• [WORK INSTRUCTIONS]
Please reproduce every record, keeping each one exactly as written.

(Data excerpts)
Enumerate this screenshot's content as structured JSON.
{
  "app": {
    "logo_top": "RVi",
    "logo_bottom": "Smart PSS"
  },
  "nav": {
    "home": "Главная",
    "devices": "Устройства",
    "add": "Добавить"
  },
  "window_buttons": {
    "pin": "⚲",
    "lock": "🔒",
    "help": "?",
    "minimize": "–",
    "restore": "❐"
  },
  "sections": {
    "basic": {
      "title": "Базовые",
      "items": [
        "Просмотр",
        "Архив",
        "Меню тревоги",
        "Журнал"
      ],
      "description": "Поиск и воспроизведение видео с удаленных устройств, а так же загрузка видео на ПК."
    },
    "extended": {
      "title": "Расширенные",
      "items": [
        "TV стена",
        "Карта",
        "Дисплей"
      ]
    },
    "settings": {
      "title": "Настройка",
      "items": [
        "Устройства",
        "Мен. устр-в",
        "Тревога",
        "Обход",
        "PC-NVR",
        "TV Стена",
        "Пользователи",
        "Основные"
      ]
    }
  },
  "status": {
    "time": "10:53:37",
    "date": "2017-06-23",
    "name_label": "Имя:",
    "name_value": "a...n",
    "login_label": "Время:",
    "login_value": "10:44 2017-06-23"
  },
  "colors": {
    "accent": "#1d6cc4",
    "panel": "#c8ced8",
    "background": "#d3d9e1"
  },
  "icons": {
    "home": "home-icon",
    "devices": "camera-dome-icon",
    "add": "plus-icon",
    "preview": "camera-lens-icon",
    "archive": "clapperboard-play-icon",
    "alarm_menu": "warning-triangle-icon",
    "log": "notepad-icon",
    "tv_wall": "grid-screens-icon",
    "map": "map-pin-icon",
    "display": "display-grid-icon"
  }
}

• [FINAL ANSWER]
Enumerate this screenshot's content as structured JSON.
{
  "app": {
    "logo_top": "RVi",
    "logo_bottom": "Smart PSS"
  },
  "nav": {
    "home": "Главная",
    "devices": "Устройства",
    "add": "Добавить"
  },
  "window_buttons": {
    "pin": "⚲",
    "lock": "🔒",
    "help": "?",
    "minimize": "–",
    "restore": "❐"
  },
  "sections": {
    "basic": {
      "title": "Базовые",
      "items": [
        "Просмотр",
        "Архив",
        "Меню тревоги",
        "Журнал"
      ],
      "description": "Поиск и воспроизведение видео с удаленных устройств, а так же загрузка видео на ПК."
    },
    "extended": {
      "title": "Расширенные",
      "items": [
        "TV стена",
        "Карта",
        "Дисплей"
      ]
    },
    "settings": {
      "title": "Настройка",
      "items": [
        "Устройства",
        "Мен. устр-в",
        "Тревога",
        "Обход",
        "PC-NVR",
        "TV Стена",
        "Пользователи",
        "Основные"
      ]
    }
  },
  "status": {
    "time": "10:53:37",
    "date": "2017-06-23",
    "name_label": "Имя:",
    "name_value": "a...n",
    "login_label": "Время:",
    "login_value": "10:44 2017-06-23"
  },
  "colors": {
    "accent": "#1d6cc4",
    "panel": "#c8ced8",
    "background": "#d3d9e1"
  },
  "icons": {
    "home": "home-icon",
    "devices": "camera-dome-icon",
    "add": "plus-icon",
    "preview": "camera-lens-icon",
    "archive": "clapperboard-play-icon",
    "alarm_menu": "warning-triangle-icon",
    "log": "notepad-icon",
    "tv_wall": "grid-screens-icon",
    "map": "map-pin-icon",
    "display": "display-grid-icon"
  }
}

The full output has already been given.